>> start Data shown

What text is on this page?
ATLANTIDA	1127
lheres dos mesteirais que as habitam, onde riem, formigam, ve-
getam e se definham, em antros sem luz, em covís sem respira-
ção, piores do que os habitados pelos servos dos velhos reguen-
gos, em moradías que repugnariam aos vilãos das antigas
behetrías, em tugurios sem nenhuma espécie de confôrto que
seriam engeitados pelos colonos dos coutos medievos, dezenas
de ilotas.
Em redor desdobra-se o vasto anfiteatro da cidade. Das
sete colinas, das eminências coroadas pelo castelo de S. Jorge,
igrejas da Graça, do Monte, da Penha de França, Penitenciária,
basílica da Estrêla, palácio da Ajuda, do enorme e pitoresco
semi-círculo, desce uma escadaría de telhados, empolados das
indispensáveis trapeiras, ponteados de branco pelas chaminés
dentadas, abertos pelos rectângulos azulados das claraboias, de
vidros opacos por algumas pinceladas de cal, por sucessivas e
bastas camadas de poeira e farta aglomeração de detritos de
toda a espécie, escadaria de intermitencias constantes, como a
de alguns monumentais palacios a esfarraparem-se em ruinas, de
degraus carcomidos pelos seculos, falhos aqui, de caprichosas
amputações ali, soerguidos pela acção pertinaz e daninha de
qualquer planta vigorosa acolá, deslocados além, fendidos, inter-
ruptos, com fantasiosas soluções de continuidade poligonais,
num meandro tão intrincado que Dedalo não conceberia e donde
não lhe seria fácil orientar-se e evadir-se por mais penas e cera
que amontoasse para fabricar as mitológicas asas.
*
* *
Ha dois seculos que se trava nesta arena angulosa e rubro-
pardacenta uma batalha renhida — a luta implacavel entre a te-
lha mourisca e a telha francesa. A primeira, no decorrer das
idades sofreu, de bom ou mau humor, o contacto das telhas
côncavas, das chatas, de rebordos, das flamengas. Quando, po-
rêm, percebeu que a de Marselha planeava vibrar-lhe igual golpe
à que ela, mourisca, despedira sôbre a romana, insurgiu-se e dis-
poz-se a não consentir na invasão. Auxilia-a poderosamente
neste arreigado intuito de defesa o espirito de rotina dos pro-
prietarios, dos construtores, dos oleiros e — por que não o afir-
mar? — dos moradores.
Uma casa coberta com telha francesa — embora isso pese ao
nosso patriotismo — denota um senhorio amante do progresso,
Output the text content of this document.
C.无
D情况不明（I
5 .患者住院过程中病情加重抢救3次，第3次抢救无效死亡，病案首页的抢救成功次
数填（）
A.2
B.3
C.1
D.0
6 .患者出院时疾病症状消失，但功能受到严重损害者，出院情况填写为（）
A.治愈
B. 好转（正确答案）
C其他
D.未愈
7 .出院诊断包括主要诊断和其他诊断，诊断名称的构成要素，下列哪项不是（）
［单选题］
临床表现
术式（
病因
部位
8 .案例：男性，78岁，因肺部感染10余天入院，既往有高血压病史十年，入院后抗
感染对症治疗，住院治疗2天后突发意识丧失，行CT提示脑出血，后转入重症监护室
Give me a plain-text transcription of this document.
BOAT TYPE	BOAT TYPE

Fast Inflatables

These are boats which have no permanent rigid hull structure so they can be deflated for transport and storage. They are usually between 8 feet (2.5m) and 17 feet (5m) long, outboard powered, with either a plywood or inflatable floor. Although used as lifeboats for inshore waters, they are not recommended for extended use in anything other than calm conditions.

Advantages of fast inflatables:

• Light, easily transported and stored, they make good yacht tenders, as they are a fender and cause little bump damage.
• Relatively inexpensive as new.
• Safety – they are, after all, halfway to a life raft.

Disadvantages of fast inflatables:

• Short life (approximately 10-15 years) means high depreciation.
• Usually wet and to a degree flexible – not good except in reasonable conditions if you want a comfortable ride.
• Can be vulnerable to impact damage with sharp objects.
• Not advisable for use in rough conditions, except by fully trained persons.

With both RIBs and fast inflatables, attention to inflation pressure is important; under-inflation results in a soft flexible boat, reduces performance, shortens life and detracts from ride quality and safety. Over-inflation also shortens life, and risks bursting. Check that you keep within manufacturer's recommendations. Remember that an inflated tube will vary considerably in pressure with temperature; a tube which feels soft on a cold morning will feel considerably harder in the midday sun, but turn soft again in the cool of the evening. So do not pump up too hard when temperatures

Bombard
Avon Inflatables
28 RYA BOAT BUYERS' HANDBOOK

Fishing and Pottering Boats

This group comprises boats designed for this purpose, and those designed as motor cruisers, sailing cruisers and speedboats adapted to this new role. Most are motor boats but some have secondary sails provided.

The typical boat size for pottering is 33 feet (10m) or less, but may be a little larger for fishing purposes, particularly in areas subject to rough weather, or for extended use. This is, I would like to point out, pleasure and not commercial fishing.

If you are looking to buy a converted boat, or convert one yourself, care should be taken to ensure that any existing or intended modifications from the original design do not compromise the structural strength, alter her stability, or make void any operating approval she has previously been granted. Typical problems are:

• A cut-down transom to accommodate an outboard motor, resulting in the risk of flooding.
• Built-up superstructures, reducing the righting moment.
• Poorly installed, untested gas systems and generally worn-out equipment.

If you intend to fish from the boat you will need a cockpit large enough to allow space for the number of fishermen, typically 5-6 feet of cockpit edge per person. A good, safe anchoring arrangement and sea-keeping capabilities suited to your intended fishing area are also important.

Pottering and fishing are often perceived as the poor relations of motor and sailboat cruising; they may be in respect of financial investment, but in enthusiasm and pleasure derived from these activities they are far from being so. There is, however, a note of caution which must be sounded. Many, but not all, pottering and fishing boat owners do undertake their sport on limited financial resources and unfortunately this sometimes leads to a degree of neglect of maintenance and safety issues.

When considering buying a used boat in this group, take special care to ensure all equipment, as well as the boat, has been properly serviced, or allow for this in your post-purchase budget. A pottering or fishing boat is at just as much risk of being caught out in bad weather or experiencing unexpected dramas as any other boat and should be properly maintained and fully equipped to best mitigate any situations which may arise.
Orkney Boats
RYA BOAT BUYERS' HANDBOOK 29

>> end Data shown

What the exercise asks:
All of the data above should be transcribed exactly.

The answer:
What text is on this page?
ATLANTIDA	1127
lheres dos mesteirais que as habitam, onde riem, formigam, ve-
getam e se definham, em antros sem luz, em covís sem respira-
ção, piores do que os habitados pelos servos dos velhos reguen-
gos, em moradías que repugnariam aos vilãos das antigas
behetrías, em tugurios sem nenhuma espécie de confôrto que
seriam engeitados pelos colonos dos coutos medievos, dezenas
de ilotas.
Em redor desdobra-se o vasto anfiteatro da cidade. Das
sete colinas, das eminências coroadas pelo castelo de S. Jorge,
igrejas da Graça, do Monte, da Penha de França, Penitenciária,
basílica da Estrêla, palácio da Ajuda, do enorme e pitoresco
semi-círculo, desce uma escadaría de telhados, empolados das
indispensáveis trapeiras, ponteados de branco pelas chaminés
dentadas, abertos pelos rectângulos azulados das claraboias, de
vidros opacos por algumas pinceladas de cal, por sucessivas e
bastas camadas de poeira e farta aglomeração de detritos de
toda a espécie, escadaria de intermitencias constantes, como a
de alguns monumentais palacios a esfarraparem-se em ruinas, de
degraus carcomidos pelos seculos, falhos aqui, de caprichosas
amputações ali, soerguidos pela acção pertinaz e daninha de
qualquer planta vigorosa acolá, deslocados além, fendidos, inter-
ruptos, com fantasiosas soluções de continuidade poligonais,
num meandro tão intrincado que Dedalo não conceberia e donde
não lhe seria fácil orientar-se e evadir-se por mais penas e cera
que amontoasse para fabricar as mitológicas asas.
*
* *
Ha dois seculos que se trava nesta arena angulosa e rubro-
pardacenta uma batalha renhida — a luta implacavel entre a te-
lha mourisca e a telha francesa. A primeira, no decorrer das
idades sofreu, de bom ou mau humor, o contacto das telhas
côncavas, das chatas, de rebordos, das flamengas. Quando, po-
rêm, percebeu que a de Marselha planeava vibrar-lhe igual golpe
à que ela, mourisca, despedira sôbre a romana, insurgiu-se e dis-
poz-se a não consentir na invasão. Auxilia-a poderosamente
neste arreigado intuito de defesa o espirito de rotina dos pro-
prietarios, dos construtores, dos oleiros e — por que não o afir-
mar? — dos moradores.
Uma casa coberta com telha francesa — embora isso pese ao
nosso patriotismo — denota um senhorio amante do progresso,
Output the text content of this document.
C.无
D情况不明（I
5 .患者住院过程中病情加重抢救3次，第3次抢救无效死亡，病案首页的抢救成功次
数填（）
A.2
B.3
C.1
D.0
6 .患者出院时疾病症状消失，但功能受到严重损害者，出院情况填写为（）
A.治愈
B. 好转（正确答案）
C其他
D.未愈
7 .出院诊断包括主要诊断和其他诊断，诊断名称的构成要素，下列哪项不是（）
［单选题］
临床表现
术式（
病因
部位
8 .案例：男性，78岁，因肺部感染10余天入院，既往有高血压病史十年，入院后抗
感染对症治疗，住院治疗2天后突发意识丧失，行CT提示脑出血，后转入重症监护室
Give me a plain-text transcription of this document.
BOAT TYPE	BOAT TYPE

Fast Inflatables

These are boats which have no permanent rigid hull structure so they can be deflated for transport and storage. They are usually between 8 feet (2.5m) and 17 feet (5m) long, outboard powered, with either a plywood or inflatable floor. Although used as lifeboats for inshore waters, they are not recommended for extended use in anything other than calm conditions.

Advantages of fast inflatables:

• Light, easily transported and stored, they make good yacht tenders, as they are a fender and cause little bump damage.
• Relatively inexpensive as new.
• Safety – they are, after all, halfway to a life raft.

Disadvantages of fast inflatables:

• Short life (approximately 10-15 years) means high depreciation.
• Usually wet and to a degree flexible – not good except in reasonable conditions if you want a comfortable ride.
• Can be vulnerable to impact damage with sharp objects.
• Not advisable for use in rough conditions, except by fully trained persons.

With both RIBs and fast inflatables, attention to inflation pressure is important; under-inflation results in a soft flexible boat, reduces performance, shortens life and detracts from ride quality and safety. Over-inflation also shortens life, and risks bursting. Check that you keep within manufacturer's recommendations. Remember that an inflated tube will vary considerably in pressure with temperature; a tube which feels soft on a cold morning will feel considerably harder in the midday sun, but turn soft again in the cool of the evening. So do not pump up too hard when temperatures

Bombard
Avon Inflatables
28 RYA BOAT BUYERS' HANDBOOK

Fishing and Pottering Boats

This group comprises boats designed for this purpose, and those designed as motor cruisers, sailing cruisers and speedboats adapted to this new role. Most are motor boats but some have secondary sails provided.

The typical boat size for pottering is 33 feet (10m) or less, but may be a little larger for fishing purposes, particularly in areas subject to rough weather, or for extended use. This is, I would like to point out, pleasure and not commercial fishing.

If you are looking to buy a converted boat, or convert one yourself, care should be taken to ensure that any existing or intended modifications from the original design do not compromise the structural strength, alter her stability, or make void any operating approval she has previously been granted. Typical problems are:

• A cut-down transom to accommodate an outboard motor, resulting in the risk of flooding.
• Built-up superstructures, reducing the righting moment.
• Poorly installed, untested gas systems and generally worn-out equipment.

If you intend to fish from the boat you will need a cockpit large enough to allow space for the number of fishermen, typically 5-6 feet of cockpit edge per person. A good, safe anchoring arrangement and sea-keeping capabilities suited to your intended fishing area are also important.

Pottering and fishing are often perceived as the poor relations of motor and sailboat cruising; they may be in respect of financial investment, but in enthusiasm and pleasure derived from these activities they are far from being so. There is, however, a note of caution which must be sounded. Many, but not all, pottering and fishing boat owners do undertake their sport on limited financial resources and unfortunately this sometimes leads to a degree of neglect of maintenance and safety issues.

When considering buying a used boat in this group, take special care to ensure all equipment, as well as the boat, has been properly serviced, or allow for this in your post-purchase budget. A pottering or fishing boat is at just as much risk of being caught out in bad weather or experiencing unexpected dramas as any other boat and should be properly maintained and fully equipped to best mitigate any situations which may arise.
Orkney Boats
RYA BOAT BUYERS' HANDBOOK 29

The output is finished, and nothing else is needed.